— START —
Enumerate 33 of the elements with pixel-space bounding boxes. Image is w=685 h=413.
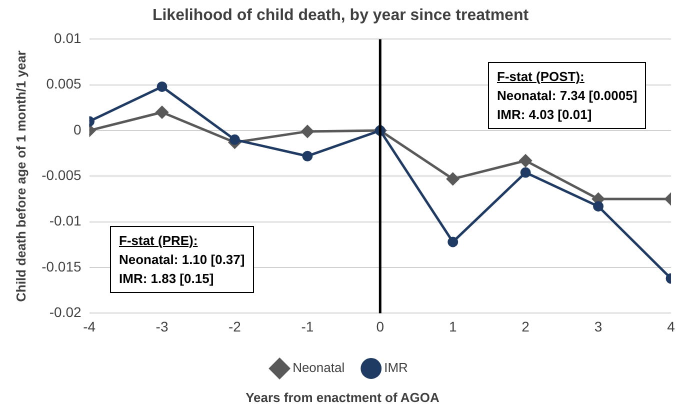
point xyxy=(519,154,532,167)
annotation: F-stat (PRE): Neonatal: 1.10 [0.37] IMR: 1.83 [0.15] xyxy=(119,232,245,288)
y-tick-label: -0.015 xyxy=(42,258,82,274)
x-tick-label: 1 xyxy=(448,318,457,334)
x-axis-title: Years from enactment of AGOA xyxy=(244,390,440,405)
y-tick-label: -0.01 xyxy=(49,212,82,229)
point xyxy=(446,172,460,186)
x-tick-label: 0 xyxy=(376,318,384,334)
point xyxy=(229,134,240,145)
point xyxy=(156,106,168,119)
y-tick-label: 0.01 xyxy=(54,30,82,46)
x-tick-label: -1 xyxy=(301,318,314,334)
x-tick-label: -4 xyxy=(83,318,96,334)
y-tick-label: -0.005 xyxy=(42,167,82,184)
legend-label: IMR xyxy=(384,360,408,376)
x-tick-label: 2 xyxy=(522,318,530,334)
annotation: F-stat (POST): Neonatal: 7.34 [0.0005] IMR: 4.03 [0.01] xyxy=(497,68,638,124)
x-tick-label: 4 xyxy=(667,318,676,334)
point xyxy=(302,150,313,162)
x-tick-label: -3 xyxy=(156,318,168,334)
legend-label: Neonatal xyxy=(292,360,345,376)
point xyxy=(448,236,458,248)
point xyxy=(593,201,604,212)
point xyxy=(301,125,314,138)
point xyxy=(520,167,531,178)
x-tick-label: 3 xyxy=(594,318,602,334)
point xyxy=(156,81,168,92)
y-tick-label: 0 xyxy=(74,121,82,138)
y-axis-title: Child death before age of 1 month/1 year xyxy=(13,50,28,302)
chart-title: Likelihood of child death, by year since treatment xyxy=(152,7,530,24)
x-tick-label: -2 xyxy=(228,318,242,334)
y-tick-label: 0.005 xyxy=(46,76,82,92)
y-tick-label: -0.02 xyxy=(49,304,82,320)
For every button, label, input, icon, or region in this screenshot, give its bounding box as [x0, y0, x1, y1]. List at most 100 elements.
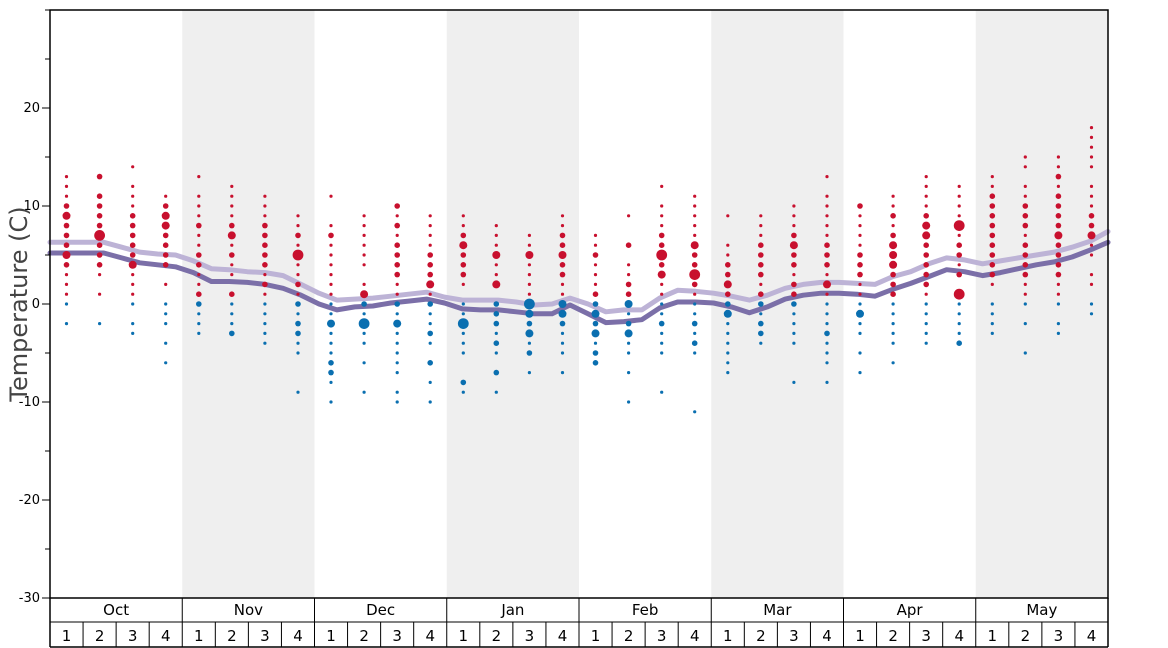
week-label: 4 — [558, 627, 568, 645]
warm-temp-dot — [1055, 242, 1062, 248]
cold-temp-dot — [627, 351, 631, 355]
warm-temp-dot — [262, 252, 268, 258]
warm-temp-dot — [525, 251, 534, 259]
warm-temp-dot — [494, 233, 498, 237]
cold-temp-dot — [263, 331, 267, 335]
warm-temp-dot — [889, 260, 898, 269]
warm-temp-dot — [1089, 184, 1094, 188]
warm-temp-dot — [96, 173, 103, 180]
y-tick-label: 20 — [23, 101, 40, 116]
warm-temp-dot — [922, 221, 931, 230]
cold-temp-dot — [625, 320, 632, 327]
week-label: 1 — [591, 627, 601, 645]
cold-temp-dot — [825, 312, 829, 316]
warm-temp-dot — [693, 224, 697, 228]
cold-temp-dot — [759, 312, 763, 316]
warm-temp-dot — [394, 242, 401, 248]
warm-temp-dot — [162, 252, 169, 258]
warm-temp-dot — [889, 251, 898, 259]
warm-temp-dot — [1023, 233, 1027, 237]
cold-temp-dot — [627, 341, 631, 345]
warm-temp-dot — [891, 224, 895, 228]
warm-temp-dot — [691, 262, 698, 268]
warm-temp-dot — [428, 233, 432, 237]
week-label: 3 — [525, 627, 535, 645]
temperature-dots — [62, 126, 1096, 414]
cold-temp-dot — [295, 330, 301, 337]
cold-temp-dot — [792, 341, 796, 345]
cold-temp-dot — [493, 369, 500, 376]
cold-temp-dot — [428, 341, 432, 345]
cold-temp-dot — [526, 320, 533, 327]
warm-temp-dot — [858, 292, 862, 296]
week-label: 2 — [756, 627, 766, 645]
y-tick-label: 10 — [23, 199, 40, 214]
cold-temp-dot — [395, 331, 399, 335]
warm-temp-dot — [263, 204, 267, 208]
warm-temp-dot — [559, 242, 566, 248]
warm-temp-dot — [693, 214, 697, 218]
warm-temp-dot — [658, 262, 665, 268]
cold-temp-dot — [726, 351, 730, 355]
warm-temp-dot — [923, 213, 929, 219]
cold-temp-dot — [592, 301, 599, 307]
cold-temp-dot — [64, 322, 69, 326]
cold-temp-dot — [263, 341, 267, 345]
warm-temp-dot — [858, 282, 862, 286]
week-label: 2 — [624, 627, 634, 645]
month-label-feb: Feb — [632, 601, 659, 619]
cold-temp-dot — [660, 312, 664, 316]
cold-temp-dot — [693, 331, 697, 335]
warm-temp-dot — [329, 194, 333, 198]
warm-temp-dot — [1055, 173, 1062, 180]
warm-temp-dot — [460, 232, 467, 239]
warm-temp-dot — [824, 242, 830, 248]
cold-temp-dot — [726, 361, 730, 365]
warm-temp-dot — [857, 203, 863, 209]
cold-temp-dot — [461, 390, 465, 394]
warm-temp-dot — [758, 252, 764, 258]
warm-temp-dot — [427, 262, 434, 268]
cold-temp-dot — [461, 331, 465, 335]
warm-temp-dot — [923, 281, 929, 288]
cold-temp-dot — [957, 302, 961, 306]
cold-temp-dot — [358, 318, 370, 329]
warm-temp-dot — [957, 233, 961, 237]
week-label: 3 — [128, 627, 138, 645]
warm-temp-dot — [923, 242, 929, 248]
warm-temp-dot — [96, 203, 103, 209]
cold-temp-dot — [494, 390, 498, 394]
warm-temp-dot — [956, 271, 962, 278]
warm-temp-dot — [197, 204, 201, 208]
warm-temp-dot — [164, 282, 168, 286]
warm-temp-dot — [1089, 194, 1094, 198]
cold-temp-dot — [457, 318, 469, 329]
warm-temp-dot — [792, 224, 796, 228]
cold-temp-dot — [560, 331, 565, 335]
cold-temp-dot — [362, 390, 366, 394]
cold-temp-dot — [957, 322, 961, 326]
cold-temp-dot — [658, 320, 665, 327]
warm-temp-dot — [558, 251, 567, 259]
warm-temp-dot — [660, 282, 664, 286]
cold-temp-dot — [395, 361, 399, 365]
cold-temp-dot — [592, 320, 599, 327]
warm-temp-dot — [460, 271, 467, 278]
warm-temp-dot — [98, 273, 102, 277]
warm-temp-dot — [989, 222, 996, 229]
warm-temp-dot — [924, 204, 928, 208]
cold-temp-dot — [296, 351, 300, 355]
warm-temp-dot — [825, 204, 829, 208]
warm-temp-dot — [230, 194, 234, 198]
cold-temp-dot — [197, 331, 201, 335]
warm-temp-dot — [924, 292, 928, 296]
cold-temp-dot — [858, 322, 862, 326]
cold-temp-dot — [229, 330, 235, 337]
warm-temp-dot — [990, 184, 994, 188]
warm-temp-dot — [362, 214, 366, 218]
cold-temp-dot — [263, 312, 267, 316]
cold-temp-dot — [591, 329, 600, 338]
week-label: 2 — [359, 627, 369, 645]
warm-temp-dot — [627, 273, 631, 277]
warm-temp-dot — [460, 262, 467, 268]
— END —
• WHAT NEEDS TO BE DONE:
Copy out both records above word for word, leaving out the pictures.

• ANSWER BELOW:
Enumerate 33 of the elements with pixel-space bounding boxes. Image is w=685 h=413.
point xyxy=(519,154,532,167)
annotation: F-stat (PRE): Neonatal: 1.10 [0.37] IMR: 1.83 [0.15] xyxy=(119,232,245,288)
y-tick-label: -0.015 xyxy=(42,258,82,274)
x-tick-label: 1 xyxy=(448,318,457,334)
x-axis-title: Years from enactment of AGOA xyxy=(244,390,440,405)
y-tick-label: -0.01 xyxy=(49,212,82,229)
point xyxy=(446,172,460,186)
x-tick-label: 0 xyxy=(376,318,384,334)
point xyxy=(229,134,240,145)
point xyxy=(156,106,168,119)
y-tick-label: 0.01 xyxy=(54,30,82,46)
x-tick-label: -1 xyxy=(301,318,314,334)
x-tick-label: -4 xyxy=(83,318,96,334)
y-tick-label: -0.005 xyxy=(42,167,82,184)
legend-label: IMR xyxy=(384,360,408,376)
x-tick-label: 2 xyxy=(522,318,530,334)
annotation: F-stat (POST): Neonatal: 7.34 [0.0005] IMR: 4.03 [0.01] xyxy=(497,68,638,124)
x-tick-label: 4 xyxy=(667,318,676,334)
point xyxy=(302,150,313,162)
x-tick-label: -3 xyxy=(156,318,168,334)
legend-label: Neonatal xyxy=(292,360,345,376)
point xyxy=(448,236,458,248)
point xyxy=(593,201,604,212)
point xyxy=(301,125,314,138)
point xyxy=(520,167,531,178)
x-tick-label: 3 xyxy=(594,318,602,334)
point xyxy=(156,81,168,92)
y-tick-label: 0 xyxy=(74,121,82,138)
y-axis-title: Child death before age of 1 month/1 year xyxy=(13,50,28,302)
chart-title: Likelihood of child death, by year since treatment xyxy=(152,7,530,24)
x-tick-label: -2 xyxy=(228,318,242,334)
y-tick-label: 0.005 xyxy=(46,76,82,92)
y-tick-label: -0.02 xyxy=(49,304,82,320)
For every button, label, input, icon, or region in this screenshot, give its bounding box as [x0, y0, x1, y1]. List at most 100 elements.
week-label: 4 — [558, 627, 568, 645]
warm-temp-dot — [1055, 242, 1062, 248]
cold-temp-dot — [627, 351, 631, 355]
warm-temp-dot — [262, 252, 268, 258]
warm-temp-dot — [525, 251, 534, 259]
warm-temp-dot — [494, 233, 498, 237]
cold-temp-dot — [263, 331, 267, 335]
warm-temp-dot — [889, 260, 898, 269]
warm-temp-dot — [1089, 184, 1094, 188]
warm-temp-dot — [96, 173, 103, 180]
y-tick-label: 20 — [23, 101, 40, 116]
warm-temp-dot — [922, 221, 931, 230]
cold-temp-dot — [625, 320, 632, 327]
week-label: 1 — [591, 627, 601, 645]
cold-temp-dot — [825, 312, 829, 316]
warm-temp-dot — [693, 224, 697, 228]
cold-temp-dot — [759, 312, 763, 316]
warm-temp-dot — [394, 242, 401, 248]
warm-temp-dot — [162, 252, 169, 258]
warm-temp-dot — [889, 251, 898, 259]
warm-temp-dot — [1023, 233, 1027, 237]
cold-temp-dot — [627, 341, 631, 345]
warm-temp-dot — [891, 224, 895, 228]
warm-temp-dot — [691, 262, 698, 268]
warm-temp-dot — [428, 233, 432, 237]
week-label: 3 — [525, 627, 535, 645]
temperature-dots — [62, 126, 1096, 414]
cold-temp-dot — [295, 330, 301, 337]
cold-temp-dot — [792, 341, 796, 345]
cold-temp-dot — [493, 369, 500, 376]
cold-temp-dot — [428, 341, 432, 345]
cold-temp-dot — [526, 320, 533, 327]
warm-temp-dot — [858, 292, 862, 296]
week-label: 2 — [756, 627, 766, 645]
y-tick-label: 10 — [23, 199, 40, 214]
cold-temp-dot — [395, 331, 399, 335]
warm-temp-dot — [263, 204, 267, 208]
warm-temp-dot — [559, 242, 566, 248]
warm-temp-dot — [693, 214, 697, 218]
warm-temp-dot — [658, 262, 665, 268]
cold-temp-dot — [726, 351, 730, 355]
warm-temp-dot — [923, 213, 929, 219]
cold-temp-dot — [592, 301, 599, 307]
cold-temp-dot — [64, 322, 69, 326]
cold-temp-dot — [263, 341, 267, 345]
warm-temp-dot — [858, 282, 862, 286]
week-label: 2 — [624, 627, 634, 645]
month-label-feb: Feb — [632, 601, 659, 619]
cold-temp-dot — [660, 312, 664, 316]
cold-temp-dot — [693, 331, 697, 335]
warm-temp-dot — [329, 194, 333, 198]
warm-temp-dot — [1055, 173, 1062, 180]
warm-temp-dot — [460, 232, 467, 239]
warm-temp-dot — [824, 242, 830, 248]
cold-temp-dot — [726, 361, 730, 365]
warm-temp-dot — [857, 203, 863, 209]
cold-temp-dot — [461, 390, 465, 394]
warm-temp-dot — [758, 252, 764, 258]
warm-temp-dot — [427, 262, 434, 268]
cold-temp-dot — [461, 331, 465, 335]
warm-temp-dot — [923, 281, 929, 288]
cold-temp-dot — [957, 302, 961, 306]
cold-temp-dot — [358, 318, 370, 329]
warm-temp-dot — [957, 233, 961, 237]
week-label: 3 — [128, 627, 138, 645]
warm-temp-dot — [923, 242, 929, 248]
warm-temp-dot — [96, 203, 103, 209]
cold-temp-dot — [494, 390, 498, 394]
warm-temp-dot — [956, 271, 962, 278]
warm-temp-dot — [197, 204, 201, 208]
warm-temp-dot — [164, 282, 168, 286]
warm-temp-dot — [1089, 194, 1094, 198]
cold-temp-dot — [457, 318, 469, 329]
warm-temp-dot — [792, 224, 796, 228]
cold-temp-dot — [560, 331, 565, 335]
cold-temp-dot — [362, 390, 366, 394]
cold-temp-dot — [957, 322, 961, 326]
cold-temp-dot — [658, 320, 665, 327]
warm-temp-dot — [558, 251, 567, 259]
warm-temp-dot — [660, 282, 664, 286]
cold-temp-dot — [395, 361, 399, 365]
cold-temp-dot — [592, 320, 599, 327]
warm-temp-dot — [460, 271, 467, 278]
warm-temp-dot — [98, 273, 102, 277]
warm-temp-dot — [989, 222, 996, 229]
warm-temp-dot — [924, 204, 928, 208]
cold-temp-dot — [296, 351, 300, 355]
warm-temp-dot — [825, 204, 829, 208]
warm-temp-dot — [230, 194, 234, 198]
cold-temp-dot — [197, 331, 201, 335]
warm-temp-dot — [924, 292, 928, 296]
cold-temp-dot — [858, 322, 862, 326]
cold-temp-dot — [229, 330, 235, 337]
warm-temp-dot — [990, 184, 994, 188]
warm-temp-dot — [362, 214, 366, 218]
cold-temp-dot — [263, 312, 267, 316]
cold-temp-dot — [591, 329, 600, 338]
week-label: 2 — [359, 627, 369, 645]
warm-temp-dot — [627, 273, 631, 277]
warm-temp-dot — [460, 262, 467, 268]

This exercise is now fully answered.